Entries with figure data:
+++
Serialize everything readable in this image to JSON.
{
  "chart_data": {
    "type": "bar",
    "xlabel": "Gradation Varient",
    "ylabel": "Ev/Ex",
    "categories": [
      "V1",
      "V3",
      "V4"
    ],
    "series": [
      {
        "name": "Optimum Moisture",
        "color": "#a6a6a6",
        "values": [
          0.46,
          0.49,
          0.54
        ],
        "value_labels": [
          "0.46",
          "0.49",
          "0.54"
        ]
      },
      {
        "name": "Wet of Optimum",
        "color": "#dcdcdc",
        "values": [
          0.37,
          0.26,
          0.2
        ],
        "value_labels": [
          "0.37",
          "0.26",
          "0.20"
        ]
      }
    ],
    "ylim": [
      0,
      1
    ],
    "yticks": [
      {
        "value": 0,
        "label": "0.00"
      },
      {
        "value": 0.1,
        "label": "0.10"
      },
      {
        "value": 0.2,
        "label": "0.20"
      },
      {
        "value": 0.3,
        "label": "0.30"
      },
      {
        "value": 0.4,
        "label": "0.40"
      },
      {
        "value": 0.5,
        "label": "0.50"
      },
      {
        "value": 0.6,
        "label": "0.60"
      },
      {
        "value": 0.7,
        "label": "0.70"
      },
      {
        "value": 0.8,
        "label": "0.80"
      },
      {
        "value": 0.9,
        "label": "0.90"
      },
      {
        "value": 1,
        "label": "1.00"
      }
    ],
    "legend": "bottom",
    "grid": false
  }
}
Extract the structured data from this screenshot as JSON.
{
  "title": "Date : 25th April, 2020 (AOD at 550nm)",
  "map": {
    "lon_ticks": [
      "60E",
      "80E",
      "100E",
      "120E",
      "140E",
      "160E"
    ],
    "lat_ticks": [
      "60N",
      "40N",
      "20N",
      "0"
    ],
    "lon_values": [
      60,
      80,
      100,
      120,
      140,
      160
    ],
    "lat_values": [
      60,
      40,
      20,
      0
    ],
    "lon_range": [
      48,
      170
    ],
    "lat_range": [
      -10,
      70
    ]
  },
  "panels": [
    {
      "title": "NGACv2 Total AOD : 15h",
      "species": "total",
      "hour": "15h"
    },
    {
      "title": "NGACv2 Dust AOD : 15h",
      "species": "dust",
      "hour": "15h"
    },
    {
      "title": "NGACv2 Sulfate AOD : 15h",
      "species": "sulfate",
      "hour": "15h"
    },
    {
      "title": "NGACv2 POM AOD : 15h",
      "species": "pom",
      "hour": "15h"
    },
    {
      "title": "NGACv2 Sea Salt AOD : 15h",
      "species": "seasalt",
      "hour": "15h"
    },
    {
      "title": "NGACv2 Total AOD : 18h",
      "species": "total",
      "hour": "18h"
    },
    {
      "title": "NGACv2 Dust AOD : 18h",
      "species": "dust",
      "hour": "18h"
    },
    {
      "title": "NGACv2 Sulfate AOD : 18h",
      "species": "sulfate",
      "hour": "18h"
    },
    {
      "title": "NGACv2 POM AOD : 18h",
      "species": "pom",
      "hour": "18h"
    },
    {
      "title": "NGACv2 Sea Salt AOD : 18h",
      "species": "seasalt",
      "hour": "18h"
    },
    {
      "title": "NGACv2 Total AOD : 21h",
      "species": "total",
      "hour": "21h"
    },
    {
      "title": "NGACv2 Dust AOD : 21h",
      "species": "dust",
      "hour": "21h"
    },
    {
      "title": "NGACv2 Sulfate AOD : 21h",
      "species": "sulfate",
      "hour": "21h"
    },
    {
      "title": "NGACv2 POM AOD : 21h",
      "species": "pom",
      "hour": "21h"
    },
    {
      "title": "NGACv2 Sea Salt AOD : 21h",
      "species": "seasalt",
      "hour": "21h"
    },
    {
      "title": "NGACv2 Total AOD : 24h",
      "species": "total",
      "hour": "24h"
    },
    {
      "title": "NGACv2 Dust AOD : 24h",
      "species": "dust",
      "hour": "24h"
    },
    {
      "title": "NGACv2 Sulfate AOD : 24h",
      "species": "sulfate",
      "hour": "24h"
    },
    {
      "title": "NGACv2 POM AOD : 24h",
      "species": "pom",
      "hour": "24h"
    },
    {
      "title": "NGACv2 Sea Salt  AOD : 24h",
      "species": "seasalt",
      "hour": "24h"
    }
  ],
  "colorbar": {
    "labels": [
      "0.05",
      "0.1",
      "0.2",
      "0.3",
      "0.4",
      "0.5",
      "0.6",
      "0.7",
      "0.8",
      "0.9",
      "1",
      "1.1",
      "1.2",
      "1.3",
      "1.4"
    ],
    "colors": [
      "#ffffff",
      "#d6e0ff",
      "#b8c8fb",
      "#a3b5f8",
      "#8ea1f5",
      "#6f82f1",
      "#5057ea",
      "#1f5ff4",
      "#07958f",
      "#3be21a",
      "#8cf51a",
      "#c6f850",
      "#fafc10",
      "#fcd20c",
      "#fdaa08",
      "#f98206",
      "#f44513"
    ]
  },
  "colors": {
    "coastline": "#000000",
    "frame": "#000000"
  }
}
+++
Work instructions:
From the listing above, extract all records word for word.

Exercise output:
Serialize everything readable in this image to JSON.
{
  "chart_data": {
    "type": "bar",
    "xlabel": "Gradation Varient",
    "ylabel": "Ev/Ex",
    "categories": [
      "V1",
      "V3",
      "V4"
    ],
    "series": [
      {
        "name": "Optimum Moisture",
        "color": "#a6a6a6",
        "values": [
          0.46,
          0.49,
          0.54
        ],
        "value_labels": [
          "0.46",
          "0.49",
          "0.54"
        ]
      },
      {
        "name": "Wet of Optimum",
        "color": "#dcdcdc",
        "values": [
          0.37,
          0.26,
          0.2
        ],
        "value_labels": [
          "0.37",
          "0.26",
          "0.20"
        ]
      }
    ],
    "ylim": [
      0,
      1
    ],
    "yticks": [
      {
        "value": 0,
        "label": "0.00"
      },
      {
        "value": 0.1,
        "label": "0.10"
      },
      {
        "value": 0.2,
        "label": "0.20"
      },
      {
        "value": 0.3,
        "label": "0.30"
      },
      {
        "value": 0.4,
        "label": "0.40"
      },
      {
        "value": 0.5,
        "label": "0.50"
      },
      {
        "value": 0.6,
        "label": "0.60"
      },
      {
        "value": 0.7,
        "label": "0.70"
      },
      {
        "value": 0.8,
        "label": "0.80"
      },
      {
        "value": 0.9,
        "label": "0.90"
      },
      {
        "value": 1,
        "label": "1.00"
      }
    ],
    "legend": "bottom",
    "grid": false
  }
}
Extract the structured data from this screenshot as JSON.
{
  "title": "Date : 25th April, 2020 (AOD at 550nm)",
  "map": {
    "lon_ticks": [
      "60E",
      "80E",
      "100E",
      "120E",
      "140E",
      "160E"
    ],
    "lat_ticks": [
      "60N",
      "40N",
      "20N",
      "0"
    ],
    "lon_values": [
      60,
      80,
      100,
      120,
      140,
      160
    ],
    "lat_values": [
      60,
      40,
      20,
      0
    ],
    "lon_range": [
      48,
      170
    ],
    "lat_range": [
      -10,
      70
    ]
  },
  "panels": [
    {
      "title": "NGACv2 Total AOD : 15h",
      "species": "total",
      "hour": "15h"
    },
    {
      "title": "NGACv2 Dust AOD : 15h",
      "species": "dust",
      "hour": "15h"
    },
    {
      "title": "NGACv2 Sulfate AOD : 15h",
      "species": "sulfate",
      "hour": "15h"
    },
    {
      "title": "NGACv2 POM AOD : 15h",
      "species": "pom",
      "hour": "15h"
    },
    {
      "title": "NGACv2 Sea Salt AOD : 15h",
      "species": "seasalt",
      "hour": "15h"
    },
    {
      "title": "NGACv2 Total AOD : 18h",
      "species": "total",
      "hour": "18h"
    },
    {
      "title": "NGACv2 Dust AOD : 18h",
      "species": "dust",
      "hour": "18h"
    },
    {
      "title": "NGACv2 Sulfate AOD : 18h",
      "species": "sulfate",
      "hour": "18h"
    },
    {
      "title": "NGACv2 POM AOD : 18h",
      "species": "pom",
      "hour": "18h"
    },
    {
      "title": "NGACv2 Sea Salt AOD : 18h",
      "species": "seasalt",
      "hour": "18h"
    },
    {
      "title": "NGACv2 Total AOD : 21h",
      "species": "total",
      "hour": "21h"
    },
    {
      "title": "NGACv2 Dust AOD : 21h",
      "species": "dust",
      "hour": "21h"
    },
    {
      "title": "NGACv2 Sulfate AOD : 21h",
      "species": "sulfate",
      "hour": "21h"
    },
    {
      "title": "NGACv2 POM AOD : 21h",
      "species": "pom",
      "hour": "21h"
    },
    {
      "title": "NGACv2 Sea Salt AOD : 21h",
      "species": "seasalt",
      "hour": "21h"
    },
    {
      "title": "NGACv2 Total AOD : 24h",
      "species": "total",
      "hour": "24h"
    },
    {
      "title": "NGACv2 Dust AOD : 24h",
      "species": "dust",
      "hour": "24h"
    },
    {
      "title": "NGACv2 Sulfate AOD : 24h",
      "species": "sulfate",
      "hour": "24h"
    },
    {
      "title": "NGACv2 POM AOD : 24h",
      "species": "pom",
      "hour": "24h"
    },
    {
      "title": "NGACv2 Sea Salt  AOD : 24h",
      "species": "seasalt",
      "hour": "24h"
    }
  ],
  "colorbar": {
    "labels": [
      "0.05",
      "0.1",
      "0.2",
      "0.3",
      "0.4",
      "0.5",
      "0.6",
      "0.7",
      "0.8",
      "0.9",
      "1",
      "1.1",
      "1.2",
      "1.3",
      "1.4"
    ],
    "colors": [
      "#ffffff",
      "#d6e0ff",
      "#b8c8fb",
      "#a3b5f8",
      "#8ea1f5",
      "#6f82f1",
      "#5057ea",
      "#1f5ff4",
      "#07958f",
      "#3be21a",
      "#8cf51a",
      "#c6f850",
      "#fafc10",
      "#fcd20c",
      "#fdaa08",
      "#f98206",
      "#f44513"
    ]
  },
  "colors": {
    "coastline": "#000000",
    "frame": "#000000"
  }
}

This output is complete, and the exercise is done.